_Aim:_
Examine the records and identify each line that includes the string "майбутнього". Copy those lines.

* START Dataset extract *

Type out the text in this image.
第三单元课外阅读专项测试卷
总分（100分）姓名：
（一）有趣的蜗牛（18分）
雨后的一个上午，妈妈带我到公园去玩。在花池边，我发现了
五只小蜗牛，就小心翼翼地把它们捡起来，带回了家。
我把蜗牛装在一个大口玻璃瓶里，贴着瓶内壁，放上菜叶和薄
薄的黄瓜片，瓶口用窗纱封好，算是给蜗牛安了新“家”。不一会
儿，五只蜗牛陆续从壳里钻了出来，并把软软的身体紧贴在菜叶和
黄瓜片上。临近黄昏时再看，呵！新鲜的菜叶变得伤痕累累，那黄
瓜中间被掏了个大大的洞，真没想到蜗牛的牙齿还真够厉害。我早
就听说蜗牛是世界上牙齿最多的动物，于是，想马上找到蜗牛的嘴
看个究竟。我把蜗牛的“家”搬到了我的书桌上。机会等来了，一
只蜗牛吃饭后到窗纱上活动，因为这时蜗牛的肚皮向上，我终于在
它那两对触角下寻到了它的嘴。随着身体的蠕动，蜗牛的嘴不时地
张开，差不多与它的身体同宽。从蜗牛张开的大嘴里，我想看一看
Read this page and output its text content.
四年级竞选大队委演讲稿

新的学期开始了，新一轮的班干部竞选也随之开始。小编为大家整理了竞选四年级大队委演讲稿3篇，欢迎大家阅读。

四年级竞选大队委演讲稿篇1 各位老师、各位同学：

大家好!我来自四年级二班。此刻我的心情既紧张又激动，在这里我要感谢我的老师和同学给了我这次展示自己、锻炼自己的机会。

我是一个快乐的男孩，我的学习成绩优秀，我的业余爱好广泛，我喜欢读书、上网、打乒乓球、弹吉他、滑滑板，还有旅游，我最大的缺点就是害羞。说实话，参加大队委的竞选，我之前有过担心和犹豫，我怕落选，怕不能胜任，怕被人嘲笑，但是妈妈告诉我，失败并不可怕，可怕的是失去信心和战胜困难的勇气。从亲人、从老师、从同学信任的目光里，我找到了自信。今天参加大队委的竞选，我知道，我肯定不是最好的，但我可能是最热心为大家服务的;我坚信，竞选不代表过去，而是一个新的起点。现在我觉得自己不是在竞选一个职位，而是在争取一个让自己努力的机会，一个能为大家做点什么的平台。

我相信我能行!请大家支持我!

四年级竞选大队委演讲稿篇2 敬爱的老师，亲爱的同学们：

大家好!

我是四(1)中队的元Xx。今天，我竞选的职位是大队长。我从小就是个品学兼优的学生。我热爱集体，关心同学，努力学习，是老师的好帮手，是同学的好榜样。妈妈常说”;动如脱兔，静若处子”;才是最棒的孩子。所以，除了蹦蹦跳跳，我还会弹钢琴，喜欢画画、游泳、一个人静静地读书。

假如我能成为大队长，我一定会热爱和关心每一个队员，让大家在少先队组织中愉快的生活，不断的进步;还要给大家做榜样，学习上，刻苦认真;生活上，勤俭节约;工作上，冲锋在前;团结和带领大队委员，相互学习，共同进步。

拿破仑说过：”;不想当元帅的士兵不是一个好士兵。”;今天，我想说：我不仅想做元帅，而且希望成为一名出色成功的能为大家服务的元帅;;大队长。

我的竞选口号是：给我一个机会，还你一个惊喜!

* END Dataset extract *
* START Dataset extract *

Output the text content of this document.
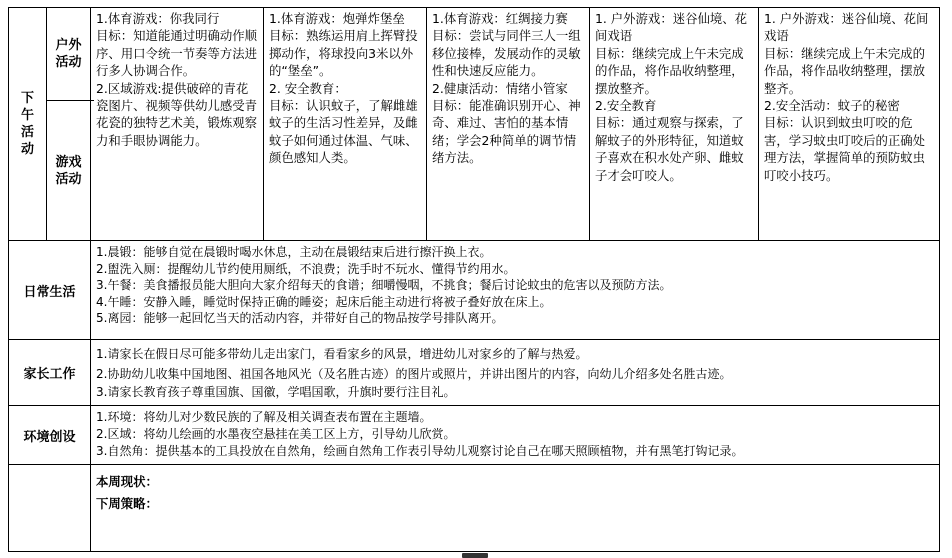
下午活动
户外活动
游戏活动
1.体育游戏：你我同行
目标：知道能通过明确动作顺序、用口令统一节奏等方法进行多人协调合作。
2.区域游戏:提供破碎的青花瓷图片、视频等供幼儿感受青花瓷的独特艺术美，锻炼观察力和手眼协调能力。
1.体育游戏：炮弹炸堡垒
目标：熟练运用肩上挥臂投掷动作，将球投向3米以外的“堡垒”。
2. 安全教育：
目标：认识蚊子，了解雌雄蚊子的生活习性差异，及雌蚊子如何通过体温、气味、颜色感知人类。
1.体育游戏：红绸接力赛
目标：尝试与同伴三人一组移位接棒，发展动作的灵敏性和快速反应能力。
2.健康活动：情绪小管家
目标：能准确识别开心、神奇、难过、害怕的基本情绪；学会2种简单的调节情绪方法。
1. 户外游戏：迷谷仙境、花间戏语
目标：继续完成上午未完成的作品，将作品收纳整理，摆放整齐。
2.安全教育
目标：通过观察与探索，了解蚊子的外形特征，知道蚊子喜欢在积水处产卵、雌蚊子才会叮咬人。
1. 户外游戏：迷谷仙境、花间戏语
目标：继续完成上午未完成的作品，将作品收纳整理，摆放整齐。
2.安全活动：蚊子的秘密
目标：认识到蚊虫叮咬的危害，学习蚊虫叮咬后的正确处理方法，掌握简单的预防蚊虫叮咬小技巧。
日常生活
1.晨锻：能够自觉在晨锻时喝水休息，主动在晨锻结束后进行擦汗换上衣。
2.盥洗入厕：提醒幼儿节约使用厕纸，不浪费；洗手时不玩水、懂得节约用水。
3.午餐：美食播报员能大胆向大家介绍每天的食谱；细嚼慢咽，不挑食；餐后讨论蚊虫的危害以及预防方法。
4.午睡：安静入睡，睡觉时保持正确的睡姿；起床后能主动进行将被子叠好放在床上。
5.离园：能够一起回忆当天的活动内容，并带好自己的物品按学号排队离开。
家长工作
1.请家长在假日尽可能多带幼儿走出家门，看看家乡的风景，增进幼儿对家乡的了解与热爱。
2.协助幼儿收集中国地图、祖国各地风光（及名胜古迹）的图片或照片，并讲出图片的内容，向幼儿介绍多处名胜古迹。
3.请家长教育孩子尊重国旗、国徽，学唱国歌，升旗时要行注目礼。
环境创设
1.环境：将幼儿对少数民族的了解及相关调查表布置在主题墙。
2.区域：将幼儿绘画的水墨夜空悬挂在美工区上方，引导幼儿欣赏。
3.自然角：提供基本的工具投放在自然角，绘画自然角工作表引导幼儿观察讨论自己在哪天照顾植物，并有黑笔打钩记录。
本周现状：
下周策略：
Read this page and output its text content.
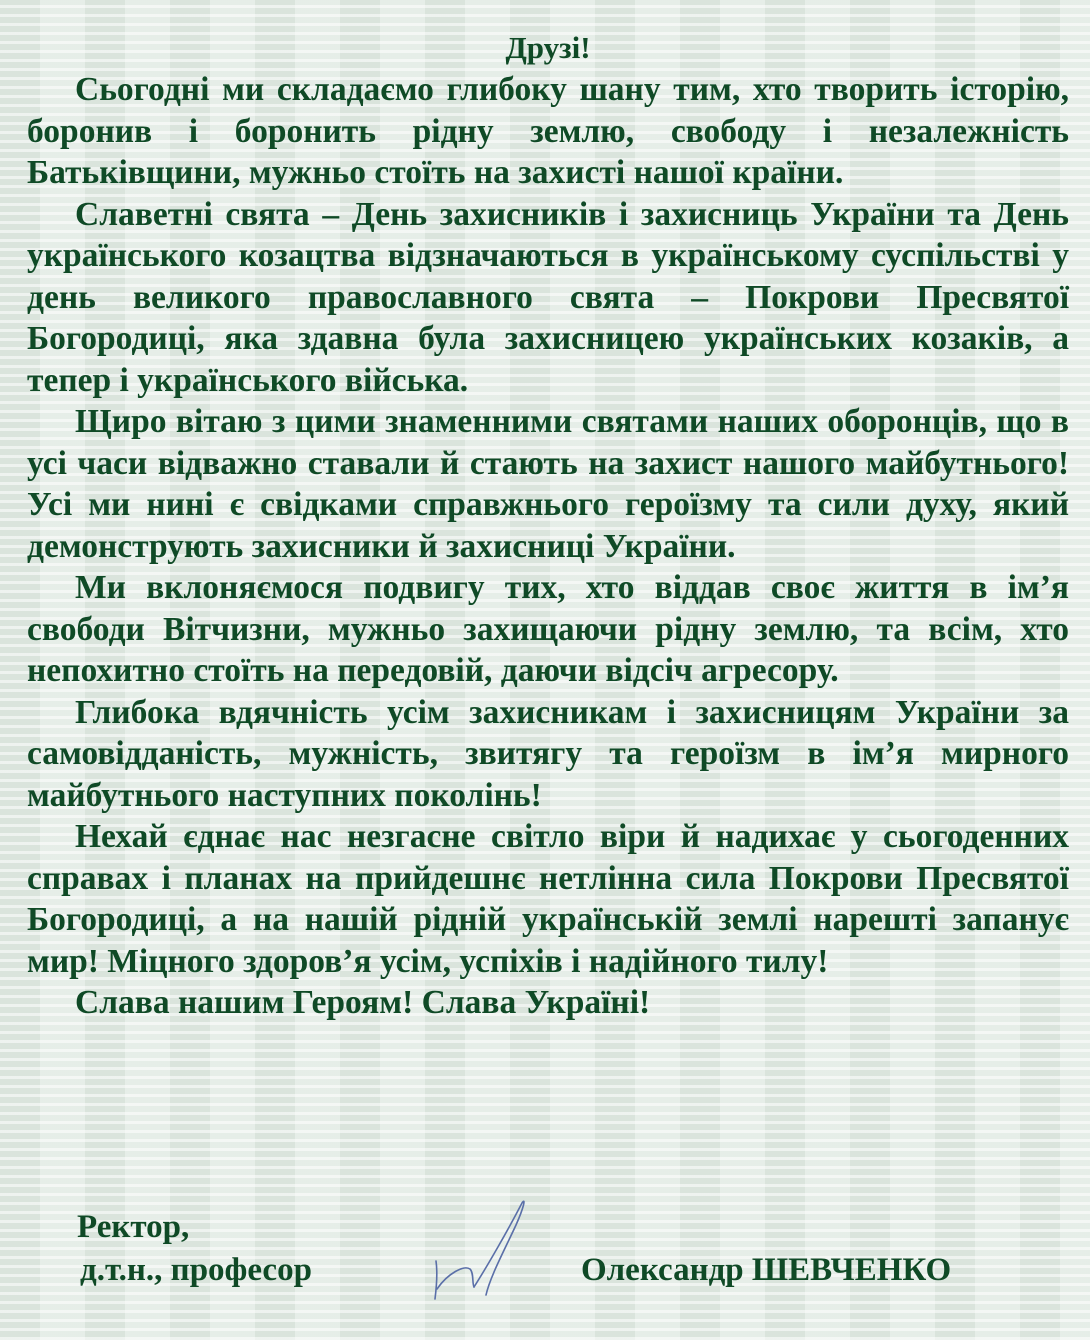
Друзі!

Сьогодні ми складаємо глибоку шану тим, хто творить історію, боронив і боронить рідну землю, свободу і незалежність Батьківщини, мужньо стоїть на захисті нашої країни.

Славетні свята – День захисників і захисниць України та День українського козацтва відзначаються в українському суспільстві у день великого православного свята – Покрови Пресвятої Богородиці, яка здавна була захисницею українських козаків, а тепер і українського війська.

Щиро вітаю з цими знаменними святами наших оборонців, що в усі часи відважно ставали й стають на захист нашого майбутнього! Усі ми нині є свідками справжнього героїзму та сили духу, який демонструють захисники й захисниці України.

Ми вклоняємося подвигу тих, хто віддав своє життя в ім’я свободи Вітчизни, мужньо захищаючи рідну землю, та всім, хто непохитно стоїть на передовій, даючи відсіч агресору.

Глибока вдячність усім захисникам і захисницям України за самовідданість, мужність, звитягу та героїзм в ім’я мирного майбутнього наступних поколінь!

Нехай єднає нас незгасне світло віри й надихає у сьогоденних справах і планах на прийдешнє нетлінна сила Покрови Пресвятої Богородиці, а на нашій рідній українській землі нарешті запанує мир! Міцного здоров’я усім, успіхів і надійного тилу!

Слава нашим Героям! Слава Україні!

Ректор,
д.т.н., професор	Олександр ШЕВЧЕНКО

* END Dataset extract *
* START Dataset extract *

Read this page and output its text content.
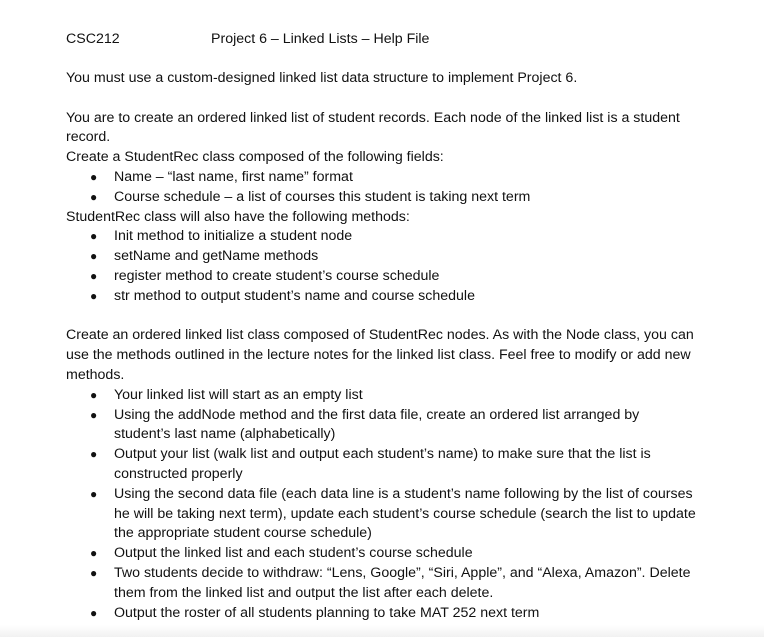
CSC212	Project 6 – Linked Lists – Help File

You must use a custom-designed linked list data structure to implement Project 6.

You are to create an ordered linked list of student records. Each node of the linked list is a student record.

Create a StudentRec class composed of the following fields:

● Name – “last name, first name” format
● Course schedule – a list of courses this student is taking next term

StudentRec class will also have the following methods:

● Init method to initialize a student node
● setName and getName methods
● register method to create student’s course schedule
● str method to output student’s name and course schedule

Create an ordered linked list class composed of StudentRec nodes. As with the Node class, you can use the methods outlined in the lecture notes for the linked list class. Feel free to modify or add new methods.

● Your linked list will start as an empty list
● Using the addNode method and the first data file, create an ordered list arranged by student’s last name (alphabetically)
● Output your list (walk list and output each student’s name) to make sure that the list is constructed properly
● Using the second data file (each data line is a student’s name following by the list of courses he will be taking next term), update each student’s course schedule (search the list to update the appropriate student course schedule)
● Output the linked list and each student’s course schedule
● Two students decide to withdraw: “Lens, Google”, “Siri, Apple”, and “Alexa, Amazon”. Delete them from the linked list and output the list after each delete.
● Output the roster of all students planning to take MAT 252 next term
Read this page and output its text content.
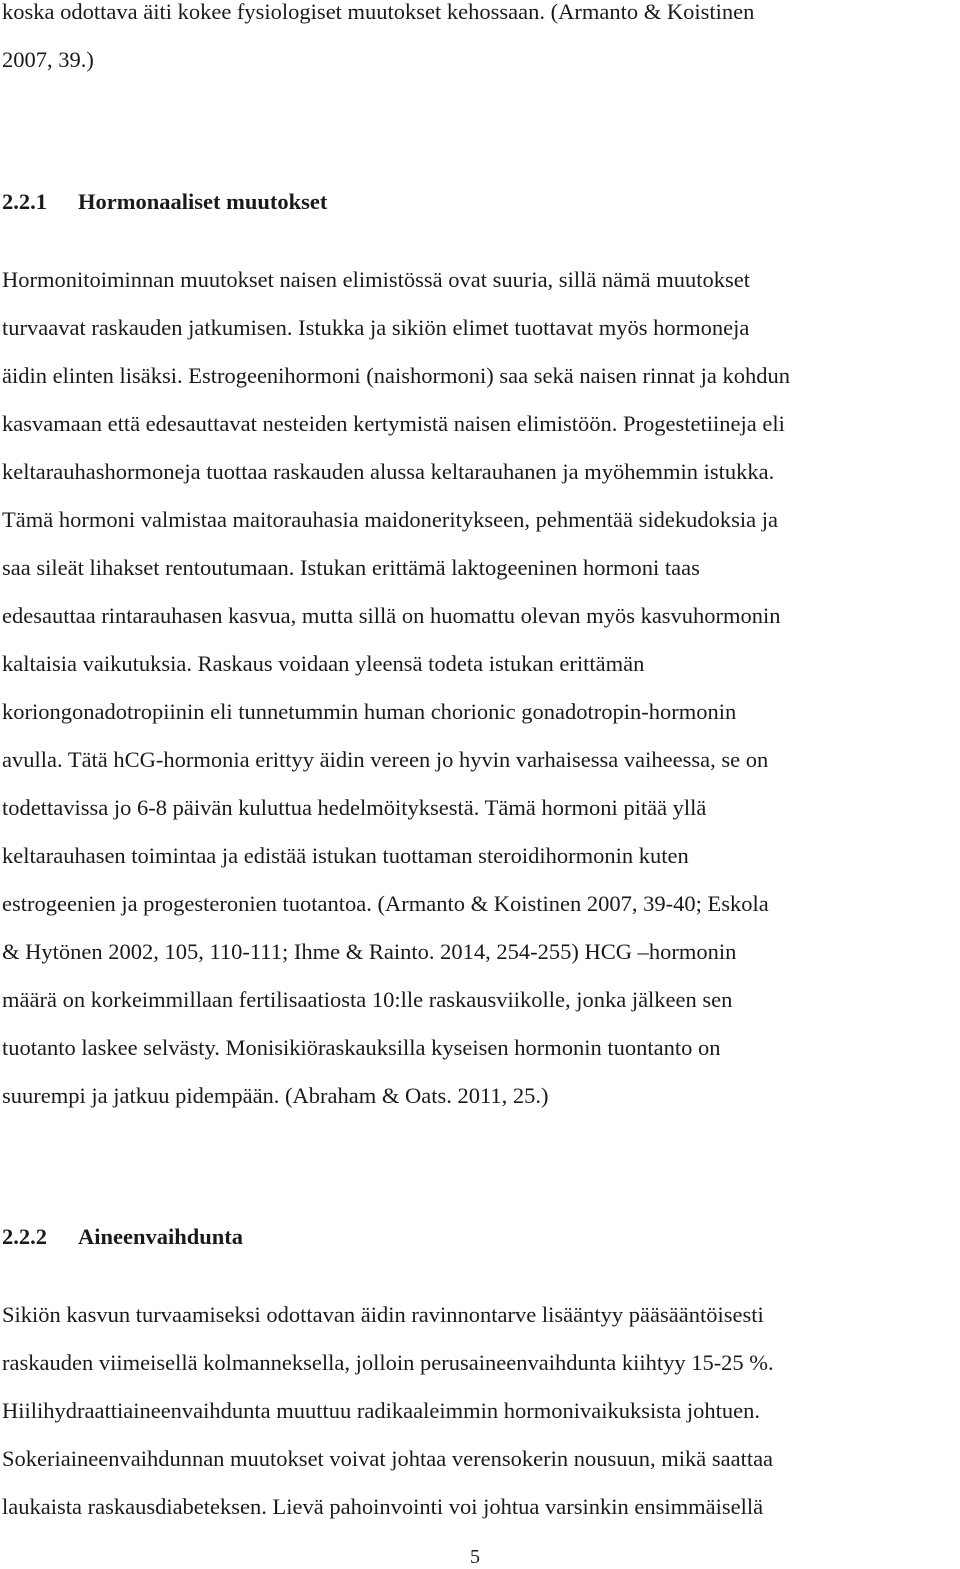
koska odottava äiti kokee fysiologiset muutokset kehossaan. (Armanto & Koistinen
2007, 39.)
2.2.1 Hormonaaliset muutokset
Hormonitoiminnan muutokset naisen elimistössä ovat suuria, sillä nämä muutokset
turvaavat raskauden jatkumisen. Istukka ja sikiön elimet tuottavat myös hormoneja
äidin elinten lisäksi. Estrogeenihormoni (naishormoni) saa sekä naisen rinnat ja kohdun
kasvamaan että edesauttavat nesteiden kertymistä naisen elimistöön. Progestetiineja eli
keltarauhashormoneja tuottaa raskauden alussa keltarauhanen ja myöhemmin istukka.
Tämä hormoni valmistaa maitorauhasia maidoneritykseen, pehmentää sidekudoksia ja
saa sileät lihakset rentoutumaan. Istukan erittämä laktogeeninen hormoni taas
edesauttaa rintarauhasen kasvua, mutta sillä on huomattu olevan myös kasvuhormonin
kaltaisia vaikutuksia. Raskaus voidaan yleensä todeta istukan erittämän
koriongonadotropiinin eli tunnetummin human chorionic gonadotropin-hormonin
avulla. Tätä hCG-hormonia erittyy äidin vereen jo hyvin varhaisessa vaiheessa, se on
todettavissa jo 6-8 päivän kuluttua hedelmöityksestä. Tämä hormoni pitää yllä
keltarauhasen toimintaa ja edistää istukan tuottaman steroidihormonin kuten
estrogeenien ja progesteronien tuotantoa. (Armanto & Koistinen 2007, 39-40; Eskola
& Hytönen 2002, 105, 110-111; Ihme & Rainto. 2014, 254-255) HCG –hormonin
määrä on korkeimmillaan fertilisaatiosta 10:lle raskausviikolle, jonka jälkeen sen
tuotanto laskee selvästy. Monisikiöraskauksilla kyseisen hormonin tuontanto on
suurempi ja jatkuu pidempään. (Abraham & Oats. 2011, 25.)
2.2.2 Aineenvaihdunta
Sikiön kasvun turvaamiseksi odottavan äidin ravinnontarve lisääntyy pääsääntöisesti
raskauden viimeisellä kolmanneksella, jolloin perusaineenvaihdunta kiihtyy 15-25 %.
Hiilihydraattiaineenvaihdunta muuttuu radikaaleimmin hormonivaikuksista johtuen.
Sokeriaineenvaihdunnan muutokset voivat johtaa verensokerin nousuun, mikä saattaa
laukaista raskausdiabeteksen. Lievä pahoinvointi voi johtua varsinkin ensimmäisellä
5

* END Dataset extract *

_Answer to this task:_
Щиро вітаю з цими знаменними святами наших оборонців, що в усі часи відважно ставали й стають на захист нашого майбутнього! Усі ми нині є свідками справжнього героїзму та сили духу, який демонструють захисники й захисниці України.
Глибока вдячність усім захисникам і захисницям України за самовідданість, мужність, звитягу та героїзм в ім’я мирного майбутнього наступних поколінь!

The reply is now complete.